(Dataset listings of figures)
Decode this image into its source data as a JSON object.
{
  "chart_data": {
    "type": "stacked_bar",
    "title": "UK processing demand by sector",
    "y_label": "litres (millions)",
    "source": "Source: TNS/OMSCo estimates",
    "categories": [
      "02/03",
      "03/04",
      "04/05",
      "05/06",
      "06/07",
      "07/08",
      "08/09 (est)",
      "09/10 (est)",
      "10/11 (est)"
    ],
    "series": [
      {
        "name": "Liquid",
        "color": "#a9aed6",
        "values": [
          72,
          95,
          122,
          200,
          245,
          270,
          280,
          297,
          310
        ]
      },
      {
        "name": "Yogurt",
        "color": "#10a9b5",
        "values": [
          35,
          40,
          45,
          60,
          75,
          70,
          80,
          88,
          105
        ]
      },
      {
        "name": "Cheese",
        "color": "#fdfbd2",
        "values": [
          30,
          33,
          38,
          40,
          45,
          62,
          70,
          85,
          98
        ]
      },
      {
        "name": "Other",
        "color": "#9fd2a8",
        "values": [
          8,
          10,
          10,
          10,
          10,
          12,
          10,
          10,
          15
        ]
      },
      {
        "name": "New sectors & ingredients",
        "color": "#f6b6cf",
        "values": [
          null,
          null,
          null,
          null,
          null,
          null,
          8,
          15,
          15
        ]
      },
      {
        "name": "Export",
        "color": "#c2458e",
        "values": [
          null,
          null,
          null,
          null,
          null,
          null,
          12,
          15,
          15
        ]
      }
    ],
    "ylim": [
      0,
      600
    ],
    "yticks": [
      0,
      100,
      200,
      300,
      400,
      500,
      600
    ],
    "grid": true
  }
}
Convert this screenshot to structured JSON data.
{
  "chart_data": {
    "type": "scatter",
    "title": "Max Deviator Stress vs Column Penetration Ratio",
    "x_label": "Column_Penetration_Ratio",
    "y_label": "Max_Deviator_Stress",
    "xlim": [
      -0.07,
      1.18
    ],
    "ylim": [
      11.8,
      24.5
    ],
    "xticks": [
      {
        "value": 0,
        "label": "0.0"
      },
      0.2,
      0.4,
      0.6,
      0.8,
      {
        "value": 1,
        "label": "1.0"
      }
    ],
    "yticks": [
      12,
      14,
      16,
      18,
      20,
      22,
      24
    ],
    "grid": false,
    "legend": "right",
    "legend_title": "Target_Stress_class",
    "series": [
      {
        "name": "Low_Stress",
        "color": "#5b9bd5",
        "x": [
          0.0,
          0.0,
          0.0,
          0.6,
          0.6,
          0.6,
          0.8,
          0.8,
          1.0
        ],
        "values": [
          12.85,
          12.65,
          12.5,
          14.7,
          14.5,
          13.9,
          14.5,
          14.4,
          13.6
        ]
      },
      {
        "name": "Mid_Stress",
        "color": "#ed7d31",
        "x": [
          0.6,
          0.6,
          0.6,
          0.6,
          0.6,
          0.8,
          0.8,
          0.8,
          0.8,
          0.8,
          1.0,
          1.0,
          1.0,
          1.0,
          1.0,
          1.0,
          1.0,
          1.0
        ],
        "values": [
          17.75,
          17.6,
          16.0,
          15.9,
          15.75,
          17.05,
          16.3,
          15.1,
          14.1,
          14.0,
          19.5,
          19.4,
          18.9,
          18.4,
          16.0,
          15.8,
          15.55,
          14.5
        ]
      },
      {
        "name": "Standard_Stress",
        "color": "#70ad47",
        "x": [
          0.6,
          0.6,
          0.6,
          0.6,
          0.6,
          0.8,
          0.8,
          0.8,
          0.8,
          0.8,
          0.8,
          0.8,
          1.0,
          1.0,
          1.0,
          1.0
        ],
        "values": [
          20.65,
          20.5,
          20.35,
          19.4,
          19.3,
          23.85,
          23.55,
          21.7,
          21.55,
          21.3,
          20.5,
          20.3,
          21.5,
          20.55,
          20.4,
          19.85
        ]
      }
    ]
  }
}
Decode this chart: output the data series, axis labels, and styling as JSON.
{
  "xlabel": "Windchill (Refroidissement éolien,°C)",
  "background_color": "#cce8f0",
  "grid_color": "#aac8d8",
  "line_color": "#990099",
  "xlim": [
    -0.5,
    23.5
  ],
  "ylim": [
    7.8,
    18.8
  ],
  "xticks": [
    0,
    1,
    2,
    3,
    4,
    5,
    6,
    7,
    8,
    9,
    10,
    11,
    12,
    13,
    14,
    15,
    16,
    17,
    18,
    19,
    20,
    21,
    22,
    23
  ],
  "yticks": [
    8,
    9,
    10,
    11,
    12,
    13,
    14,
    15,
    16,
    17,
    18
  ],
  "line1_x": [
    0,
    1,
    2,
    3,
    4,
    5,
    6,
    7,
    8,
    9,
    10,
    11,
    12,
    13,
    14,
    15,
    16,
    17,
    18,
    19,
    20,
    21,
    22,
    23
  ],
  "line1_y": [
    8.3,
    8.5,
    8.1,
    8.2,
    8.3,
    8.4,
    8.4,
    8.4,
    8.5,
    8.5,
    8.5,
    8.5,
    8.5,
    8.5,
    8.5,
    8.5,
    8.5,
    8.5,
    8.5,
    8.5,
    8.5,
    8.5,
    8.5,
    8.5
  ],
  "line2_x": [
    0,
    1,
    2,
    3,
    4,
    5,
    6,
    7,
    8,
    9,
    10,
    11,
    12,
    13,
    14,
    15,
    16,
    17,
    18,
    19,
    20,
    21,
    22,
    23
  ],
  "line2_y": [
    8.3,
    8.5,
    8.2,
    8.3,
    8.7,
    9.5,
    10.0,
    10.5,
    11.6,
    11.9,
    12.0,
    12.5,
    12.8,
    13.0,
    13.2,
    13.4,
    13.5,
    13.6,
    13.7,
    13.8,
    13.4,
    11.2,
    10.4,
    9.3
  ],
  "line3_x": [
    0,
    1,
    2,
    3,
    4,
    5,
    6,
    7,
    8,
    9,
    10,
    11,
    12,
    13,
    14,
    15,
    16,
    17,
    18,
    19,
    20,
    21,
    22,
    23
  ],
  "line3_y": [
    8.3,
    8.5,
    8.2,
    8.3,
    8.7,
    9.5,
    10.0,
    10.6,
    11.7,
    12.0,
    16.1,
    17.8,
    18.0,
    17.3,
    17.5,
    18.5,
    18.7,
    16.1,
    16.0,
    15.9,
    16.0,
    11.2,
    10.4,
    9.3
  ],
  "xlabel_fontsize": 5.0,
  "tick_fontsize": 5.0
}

| What you need to do |
Restate the listing in full, word for word.

| Task response |
Decode this image into its source data as a JSON object.
{
  "chart_data": {
    "type": "stacked_bar",
    "title": "UK processing demand by sector",
    "y_label": "litres (millions)",
    "source": "Source: TNS/OMSCo estimates",
    "categories": [
      "02/03",
      "03/04",
      "04/05",
      "05/06",
      "06/07",
      "07/08",
      "08/09 (est)",
      "09/10 (est)",
      "10/11 (est)"
    ],
    "series": [
      {
        "name": "Liquid",
        "color": "#a9aed6",
        "values": [
          72,
          95,
          122,
          200,
          245,
          270,
          280,
          297,
          310
        ]
      },
      {
        "name": "Yogurt",
        "color": "#10a9b5",
        "values": [
          35,
          40,
          45,
          60,
          75,
          70,
          80,
          88,
          105
        ]
      },
      {
        "name": "Cheese",
        "color": "#fdfbd2",
        "values": [
          30,
          33,
          38,
          40,
          45,
          62,
          70,
          85,
          98
        ]
      },
      {
        "name": "Other",
        "color": "#9fd2a8",
        "values": [
          8,
          10,
          10,
          10,
          10,
          12,
          10,
          10,
          15
        ]
      },
      {
        "name": "New sectors & ingredients",
        "color": "#f6b6cf",
        "values": [
          null,
          null,
          null,
          null,
          null,
          null,
          8,
          15,
          15
        ]
      },
      {
        "name": "Export",
        "color": "#c2458e",
        "values": [
          null,
          null,
          null,
          null,
          null,
          null,
          12,
          15,
          15
        ]
      }
    ],
    "ylim": [
      0,
      600
    ],
    "yticks": [
      0,
      100,
      200,
      300,
      400,
      500,
      600
    ],
    "grid": true
  }
}
Convert this screenshot to structured JSON data.
{
  "chart_data": {
    "type": "scatter",
    "title": "Max Deviator Stress vs Column Penetration Ratio",
    "x_label": "Column_Penetration_Ratio",
    "y_label": "Max_Deviator_Stress",
    "xlim": [
      -0.07,
      1.18
    ],
    "ylim": [
      11.8,
      24.5
    ],
    "xticks": [
      {
        "value": 0,
        "label": "0.0"
      },
      0.2,
      0.4,
      0.6,
      0.8,
      {
        "value": 1,
        "label": "1.0"
      }
    ],
    "yticks": [
      12,
      14,
      16,
      18,
      20,
      22,
      24
    ],
    "grid": false,
    "legend": "right",
    "legend_title": "Target_Stress_class",
    "series": [
      {
        "name": "Low_Stress",
        "color": "#5b9bd5",
        "x": [
          0.0,
          0.0,
          0.0,
          0.6,
          0.6,
          0.6,
          0.8,
          0.8,
          1.0
        ],
        "values": [
          12.85,
          12.65,
          12.5,
          14.7,
          14.5,
          13.9,
          14.5,
          14.4,
          13.6
        ]
      },
      {
        "name": "Mid_Stress",
        "color": "#ed7d31",
        "x": [
          0.6,
          0.6,
          0.6,
          0.6,
          0.6,
          0.8,
          0.8,
          0.8,
          0.8,
          0.8,
          1.0,
          1.0,
          1.0,
          1.0,
          1.0,
          1.0,
          1.0,
          1.0
        ],
        "values": [
          17.75,
          17.6,
          16.0,
          15.9,
          15.75,
          17.05,
          16.3,
          15.1,
          14.1,
          14.0,
          19.5,
          19.4,
          18.9,
          18.4,
          16.0,
          15.8,
          15.55,
          14.5
        ]
      },
      {
        "name": "Standard_Stress",
        "color": "#70ad47",
        "x": [
          0.6,
          0.6,
          0.6,
          0.6,
          0.6,
          0.8,
          0.8,
          0.8,
          0.8,
          0.8,
          0.8,
          0.8,
          1.0,
          1.0,
          1.0,
          1.0
        ],
        "values": [
          20.65,
          20.5,
          20.35,
          19.4,
          19.3,
          23.85,
          23.55,
          21.7,
          21.55,
          21.3,
          20.5,
          20.3,
          21.5,
          20.55,
          20.4,
          19.85
        ]
      }
    ]
  }
}
Decode this chart: output the data series, axis labels, and styling as JSON.
{
  "xlabel": "Windchill (Refroidissement éolien,°C)",
  "background_color": "#cce8f0",
  "grid_color": "#aac8d8",
  "line_color": "#990099",
  "xlim": [
    -0.5,
    23.5
  ],
  "ylim": [
    7.8,
    18.8
  ],
  "xticks": [
    0,
    1,
    2,
    3,
    4,
    5,
    6,
    7,
    8,
    9,
    10,
    11,
    12,
    13,
    14,
    15,
    16,
    17,
    18,
    19,
    20,
    21,
    22,
    23
  ],
  "yticks": [
    8,
    9,
    10,
    11,
    12,
    13,
    14,
    15,
    16,
    17,
    18
  ],
  "line1_x": [
    0,
    1,
    2,
    3,
    4,
    5,
    6,
    7,
    8,
    9,
    10,
    11,
    12,
    13,
    14,
    15,
    16,
    17,
    18,
    19,
    20,
    21,
    22,
    23
  ],
  "line1_y": [
    8.3,
    8.5,
    8.1,
    8.2,
    8.3,
    8.4,
    8.4,
    8.4,
    8.5,
    8.5,
    8.5,
    8.5,
    8.5,
    8.5,
    8.5,
    8.5,
    8.5,
    8.5,
    8.5,
    8.5,
    8.5,
    8.5,
    8.5,
    8.5
  ],
  "line2_x": [
    0,
    1,
    2,
    3,
    4,
    5,
    6,
    7,
    8,
    9,
    10,
    11,
    12,
    13,
    14,
    15,
    16,
    17,
    18,
    19,
    20,
    21,
    22,
    23
  ],
  "line2_y": [
    8.3,
    8.5,
    8.2,
    8.3,
    8.7,
    9.5,
    10.0,
    10.5,
    11.6,
    11.9,
    12.0,
    12.5,
    12.8,
    13.0,
    13.2,
    13.4,
    13.5,
    13.6,
    13.7,
    13.8,
    13.4,
    11.2,
    10.4,
    9.3
  ],
  "line3_x": [
    0,
    1,
    2,
    3,
    4,
    5,
    6,
    7,
    8,
    9,
    10,
    11,
    12,
    13,
    14,
    15,
    16,
    17,
    18,
    19,
    20,
    21,
    22,
    23
  ],
  "line3_y": [
    8.3,
    8.5,
    8.2,
    8.3,
    8.7,
    9.5,
    10.0,
    10.6,
    11.7,
    12.0,
    16.1,
    17.8,
    18.0,
    17.3,
    17.5,
    18.5,
    18.7,
    16.1,
    16.0,
    15.9,
    16.0,
    11.2,
    10.4,
    9.3
  ],
  "xlabel_fontsize": 5.0,
  "tick_fontsize": 5.0
}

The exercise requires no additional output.